* _Problem statement_
Can you restate the records below word for word?

* _Records for the task_
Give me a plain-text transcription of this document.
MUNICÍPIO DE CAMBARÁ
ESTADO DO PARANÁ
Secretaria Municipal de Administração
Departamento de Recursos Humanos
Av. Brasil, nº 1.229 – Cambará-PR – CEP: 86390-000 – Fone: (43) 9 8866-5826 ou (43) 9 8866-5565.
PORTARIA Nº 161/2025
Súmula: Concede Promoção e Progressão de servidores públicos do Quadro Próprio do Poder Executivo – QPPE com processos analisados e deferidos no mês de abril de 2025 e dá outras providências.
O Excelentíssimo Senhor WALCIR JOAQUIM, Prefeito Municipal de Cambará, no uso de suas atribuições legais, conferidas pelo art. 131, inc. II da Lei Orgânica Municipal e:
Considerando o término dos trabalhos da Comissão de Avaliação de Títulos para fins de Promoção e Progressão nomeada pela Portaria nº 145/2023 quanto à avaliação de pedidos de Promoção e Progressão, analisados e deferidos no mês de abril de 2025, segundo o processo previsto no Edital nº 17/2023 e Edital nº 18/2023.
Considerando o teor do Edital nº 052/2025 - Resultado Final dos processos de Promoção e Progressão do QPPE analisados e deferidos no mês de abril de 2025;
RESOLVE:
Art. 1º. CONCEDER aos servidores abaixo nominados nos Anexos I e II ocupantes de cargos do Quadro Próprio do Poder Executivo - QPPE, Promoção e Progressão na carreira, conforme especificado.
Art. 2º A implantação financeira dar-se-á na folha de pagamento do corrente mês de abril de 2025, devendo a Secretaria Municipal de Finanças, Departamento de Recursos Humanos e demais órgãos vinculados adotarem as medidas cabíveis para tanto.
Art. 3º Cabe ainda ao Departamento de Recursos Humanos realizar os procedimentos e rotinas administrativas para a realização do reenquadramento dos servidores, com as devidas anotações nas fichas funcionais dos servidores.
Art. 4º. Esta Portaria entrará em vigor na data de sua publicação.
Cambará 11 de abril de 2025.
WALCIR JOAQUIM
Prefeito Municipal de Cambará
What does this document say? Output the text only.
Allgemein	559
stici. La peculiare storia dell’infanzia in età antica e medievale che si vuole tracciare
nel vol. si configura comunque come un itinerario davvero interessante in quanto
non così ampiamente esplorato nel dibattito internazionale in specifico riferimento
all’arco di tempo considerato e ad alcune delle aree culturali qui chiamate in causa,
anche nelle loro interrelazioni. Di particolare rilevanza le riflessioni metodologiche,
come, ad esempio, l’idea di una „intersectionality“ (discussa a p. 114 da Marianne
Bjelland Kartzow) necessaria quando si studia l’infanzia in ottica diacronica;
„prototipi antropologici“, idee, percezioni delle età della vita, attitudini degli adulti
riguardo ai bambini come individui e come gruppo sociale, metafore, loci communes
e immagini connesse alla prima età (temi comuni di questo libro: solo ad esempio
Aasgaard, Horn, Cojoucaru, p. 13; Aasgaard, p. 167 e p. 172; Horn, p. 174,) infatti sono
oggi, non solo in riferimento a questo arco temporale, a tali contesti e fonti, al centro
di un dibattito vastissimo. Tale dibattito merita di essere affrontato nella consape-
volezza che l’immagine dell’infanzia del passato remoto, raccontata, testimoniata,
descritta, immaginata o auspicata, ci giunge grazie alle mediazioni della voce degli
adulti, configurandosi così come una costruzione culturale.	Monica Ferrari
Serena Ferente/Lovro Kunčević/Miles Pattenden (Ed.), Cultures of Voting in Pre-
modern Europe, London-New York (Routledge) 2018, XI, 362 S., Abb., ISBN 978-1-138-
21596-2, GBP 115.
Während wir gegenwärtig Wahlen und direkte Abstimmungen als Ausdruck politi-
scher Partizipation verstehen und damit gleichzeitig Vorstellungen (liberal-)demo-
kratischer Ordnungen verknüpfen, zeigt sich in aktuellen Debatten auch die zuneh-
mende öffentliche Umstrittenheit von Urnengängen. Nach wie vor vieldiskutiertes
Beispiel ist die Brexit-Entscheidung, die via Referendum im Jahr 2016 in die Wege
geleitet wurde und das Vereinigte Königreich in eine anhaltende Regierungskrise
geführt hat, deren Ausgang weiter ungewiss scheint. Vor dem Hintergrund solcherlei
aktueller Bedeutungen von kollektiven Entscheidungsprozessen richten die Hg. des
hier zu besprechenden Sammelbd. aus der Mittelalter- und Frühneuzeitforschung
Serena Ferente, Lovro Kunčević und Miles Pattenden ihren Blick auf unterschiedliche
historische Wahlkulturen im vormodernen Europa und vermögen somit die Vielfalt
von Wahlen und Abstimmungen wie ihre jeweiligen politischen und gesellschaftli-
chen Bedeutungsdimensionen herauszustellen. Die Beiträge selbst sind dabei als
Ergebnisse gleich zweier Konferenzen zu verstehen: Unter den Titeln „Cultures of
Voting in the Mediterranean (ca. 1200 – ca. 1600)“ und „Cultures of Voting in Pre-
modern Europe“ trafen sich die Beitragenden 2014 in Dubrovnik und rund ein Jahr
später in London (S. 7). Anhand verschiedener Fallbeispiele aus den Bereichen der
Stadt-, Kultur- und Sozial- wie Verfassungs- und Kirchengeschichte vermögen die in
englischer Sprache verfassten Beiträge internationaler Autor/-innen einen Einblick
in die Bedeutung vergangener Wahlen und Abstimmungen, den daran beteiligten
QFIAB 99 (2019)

* _Right answer_
Give me a plain-text transcription of this document.
MUNICÍPIO DE CAMBARÁ
ESTADO DO PARANÁ
Secretaria Municipal de Administração
Departamento de Recursos Humanos
Av. Brasil, nº 1.229 – Cambará-PR – CEP: 86390-000 – Fone: (43) 9 8866-5826 ou (43) 9 8866-5565.
PORTARIA Nº 161/2025
Súmula: Concede Promoção e Progressão de servidores públicos do Quadro Próprio do Poder Executivo – QPPE com processos analisados e deferidos no mês de abril de 2025 e dá outras providências.
O Excelentíssimo Senhor WALCIR JOAQUIM, Prefeito Municipal de Cambará, no uso de suas atribuições legais, conferidas pelo art. 131, inc. II da Lei Orgânica Municipal e:
Considerando o término dos trabalhos da Comissão de Avaliação de Títulos para fins de Promoção e Progressão nomeada pela Portaria nº 145/2023 quanto à avaliação de pedidos de Promoção e Progressão, analisados e deferidos no mês de abril de 2025, segundo o processo previsto no Edital nº 17/2023 e Edital nº 18/2023.
Considerando o teor do Edital nº 052/2025 - Resultado Final dos processos de Promoção e Progressão do QPPE analisados e deferidos no mês de abril de 2025;
RESOLVE:
Art. 1º. CONCEDER aos servidores abaixo nominados nos Anexos I e II ocupantes de cargos do Quadro Próprio do Poder Executivo - QPPE, Promoção e Progressão na carreira, conforme especificado.
Art. 2º A implantação financeira dar-se-á na folha de pagamento do corrente mês de abril de 2025, devendo a Secretaria Municipal de Finanças, Departamento de Recursos Humanos e demais órgãos vinculados adotarem as medidas cabíveis para tanto.
Art. 3º Cabe ainda ao Departamento de Recursos Humanos realizar os procedimentos e rotinas administrativas para a realização do reenquadramento dos servidores, com as devidas anotações nas fichas funcionais dos servidores.
Art. 4º. Esta Portaria entrará em vigor na data de sua publicação.
Cambará 11 de abril de 2025.
WALCIR JOAQUIM
Prefeito Municipal de Cambará
What does this document say? Output the text only.
Allgemein	559
stici. La peculiare storia dell’infanzia in età antica e medievale che si vuole tracciare
nel vol. si configura comunque come un itinerario davvero interessante in quanto
non così ampiamente esplorato nel dibattito internazionale in specifico riferimento
all’arco di tempo considerato e ad alcune delle aree culturali qui chiamate in causa,
anche nelle loro interrelazioni. Di particolare rilevanza le riflessioni metodologiche,
come, ad esempio, l’idea di una „intersectionality“ (discussa a p. 114 da Marianne
Bjelland Kartzow) necessaria quando si studia l’infanzia in ottica diacronica;
„prototipi antropologici“, idee, percezioni delle età della vita, attitudini degli adulti
riguardo ai bambini come individui e come gruppo sociale, metafore, loci communes
e immagini connesse alla prima età (temi comuni di questo libro: solo ad esempio
Aasgaard, Horn, Cojoucaru, p. 13; Aasgaard, p. 167 e p. 172; Horn, p. 174,) infatti sono
oggi, non solo in riferimento a questo arco temporale, a tali contesti e fonti, al centro
di un dibattito vastissimo. Tale dibattito merita di essere affrontato nella consape-
volezza che l’immagine dell’infanzia del passato remoto, raccontata, testimoniata,
descritta, immaginata o auspicata, ci giunge grazie alle mediazioni della voce degli
adulti, configurandosi così come una costruzione culturale.	Monica Ferrari
Serena Ferente/Lovro Kunčević/Miles Pattenden (Ed.), Cultures of Voting in Pre-
modern Europe, London-New York (Routledge) 2018, XI, 362 S., Abb., ISBN 978-1-138-
21596-2, GBP 115.
Während wir gegenwärtig Wahlen und direkte Abstimmungen als Ausdruck politi-
scher Partizipation verstehen und damit gleichzeitig Vorstellungen (liberal-)demo-
kratischer Ordnungen verknüpfen, zeigt sich in aktuellen Debatten auch die zuneh-
mende öffentliche Umstrittenheit von Urnengängen. Nach wie vor vieldiskutiertes
Beispiel ist die Brexit-Entscheidung, die via Referendum im Jahr 2016 in die Wege
geleitet wurde und das Vereinigte Königreich in eine anhaltende Regierungskrise
geführt hat, deren Ausgang weiter ungewiss scheint. Vor dem Hintergrund solcherlei
aktueller Bedeutungen von kollektiven Entscheidungsprozessen richten die Hg. des
hier zu besprechenden Sammelbd. aus der Mittelalter- und Frühneuzeitforschung
Serena Ferente, Lovro Kunčević und Miles Pattenden ihren Blick auf unterschiedliche
historische Wahlkulturen im vormodernen Europa und vermögen somit die Vielfalt
von Wahlen und Abstimmungen wie ihre jeweiligen politischen und gesellschaftli-
chen Bedeutungsdimensionen herauszustellen. Die Beiträge selbst sind dabei als
Ergebnisse gleich zweier Konferenzen zu verstehen: Unter den Titeln „Cultures of
Voting in the Mediterranean (ca. 1200 – ca. 1600)“ und „Cultures of Voting in Pre-
modern Europe“ trafen sich die Beitragenden 2014 in Dubrovnik und rund ein Jahr
später in London (S. 7). Anhand verschiedener Fallbeispiele aus den Bereichen der
Stadt-, Kultur- und Sozial- wie Verfassungs- und Kirchengeschichte vermögen die in
englischer Sprache verfassten Beiträge internationaler Autor/-innen einen Einblick
in die Bedeutung vergangener Wahlen und Abstimmungen, den daran beteiligten
QFIAB 99 (2019)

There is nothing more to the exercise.